O Ministério Público Federal (MPF), em conjunto com auditores ficais do trabalho, o Ministério Público do Trabalho (MPT), a Polícia Civil do Distrito Federal, o Conselho Tutelar do Gama e a Subsecretaria de Políticas para Crianças e Adolescentes da Secretaria de Justiça e Cidadania do DF, deflagrou, nesta quinta-feira (7/3), operação para investigar trabalho escravo em seita religiosa no Gama. A ação foi realizada na sede da Igreja Adventista Remanescente de Laodiceia e tinha o objetivo de apurar a prática de submissão de pessoas a condições análogas às de escravidão.
No local, os auditores fiscais encontraram, nesta quinta (7) ao menos 95 trabalhadores em condição degradante de trabalho e de vida. A operação resultou na interdição dos alojamentos usados pelos fiéis. Mas o total de vítimas pode alcançar de 200 a 300 pessoas, informaram as autoridades.
Investigações conduzidas pela 20ª Delegacia da Polícia Civil (Gama) apontam que a líder da seita, Ana Vindoura Dias Luz, e alguns dos seus obreiros vêm, reiteradamente, cometendo atos em relação aos seus fiéis que podem se enquadrar na prática de trabalho escravo.
A pedido do MPF no DF, o juiz federal Ricardo Leite expediu mandados de busca e apreensão. O objetivo da ação era colher provas acerca das denúncias já feitas, esclarecer detalhes sobre os crimes praticados a partir de depoimentos e outras medidas de apuração. Além disso, a ideia era resgatar fiéis que estivesses com a liberdade cerceada ou submetidos ao regime de trabalho escravo.

Registros de uma coleta de dados

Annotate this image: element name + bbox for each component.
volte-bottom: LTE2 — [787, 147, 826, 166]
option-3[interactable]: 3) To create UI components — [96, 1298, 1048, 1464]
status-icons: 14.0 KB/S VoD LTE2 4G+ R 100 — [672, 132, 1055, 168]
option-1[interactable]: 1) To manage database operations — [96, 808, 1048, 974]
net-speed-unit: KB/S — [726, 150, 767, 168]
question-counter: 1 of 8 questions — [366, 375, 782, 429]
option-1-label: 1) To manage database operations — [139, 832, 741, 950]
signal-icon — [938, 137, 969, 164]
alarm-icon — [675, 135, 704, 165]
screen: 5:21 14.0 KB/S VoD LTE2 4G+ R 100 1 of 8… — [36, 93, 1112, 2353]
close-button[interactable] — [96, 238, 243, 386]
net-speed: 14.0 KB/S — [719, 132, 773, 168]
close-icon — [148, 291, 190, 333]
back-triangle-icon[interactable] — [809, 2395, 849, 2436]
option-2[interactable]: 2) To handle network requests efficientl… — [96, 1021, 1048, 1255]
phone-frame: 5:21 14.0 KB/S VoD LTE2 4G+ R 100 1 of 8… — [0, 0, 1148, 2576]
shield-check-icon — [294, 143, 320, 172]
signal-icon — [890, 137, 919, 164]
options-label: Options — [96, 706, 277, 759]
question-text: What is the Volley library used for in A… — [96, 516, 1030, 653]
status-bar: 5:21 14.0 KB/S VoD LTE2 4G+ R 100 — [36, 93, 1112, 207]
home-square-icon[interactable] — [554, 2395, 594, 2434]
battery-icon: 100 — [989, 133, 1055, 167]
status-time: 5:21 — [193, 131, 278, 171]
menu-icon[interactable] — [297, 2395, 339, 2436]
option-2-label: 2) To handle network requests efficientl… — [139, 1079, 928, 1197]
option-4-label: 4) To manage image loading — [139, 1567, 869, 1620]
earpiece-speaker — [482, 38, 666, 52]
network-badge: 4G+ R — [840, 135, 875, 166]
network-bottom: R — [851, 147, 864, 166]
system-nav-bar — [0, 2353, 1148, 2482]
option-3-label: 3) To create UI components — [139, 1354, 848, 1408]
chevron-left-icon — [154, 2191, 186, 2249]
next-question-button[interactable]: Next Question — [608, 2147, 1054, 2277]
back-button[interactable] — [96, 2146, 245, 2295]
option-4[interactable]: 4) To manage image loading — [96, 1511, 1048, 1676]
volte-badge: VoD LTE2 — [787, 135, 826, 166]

• _ENUNCIADO DA TAREFA_: Relacione os órgãos públicos que, conforme o primeiro parágrafo do texto sobre a operação no Gama, deflagraram juntos a operação, incluindo o próprio Ministério Público Federal. Não inclua os auditores.

• _RESPOSTA DA TAREFA_:
- Ministério Público Federal (MPF)
- Ministério Público do Trabalho (MPT)
- Polícia Civil do Distrito Federal
- Conselho Tutelar do Gama
- Subsecretaria de Políticas para Crianças e Adolescentes da Secretaria de Justiça e Cidadania do DF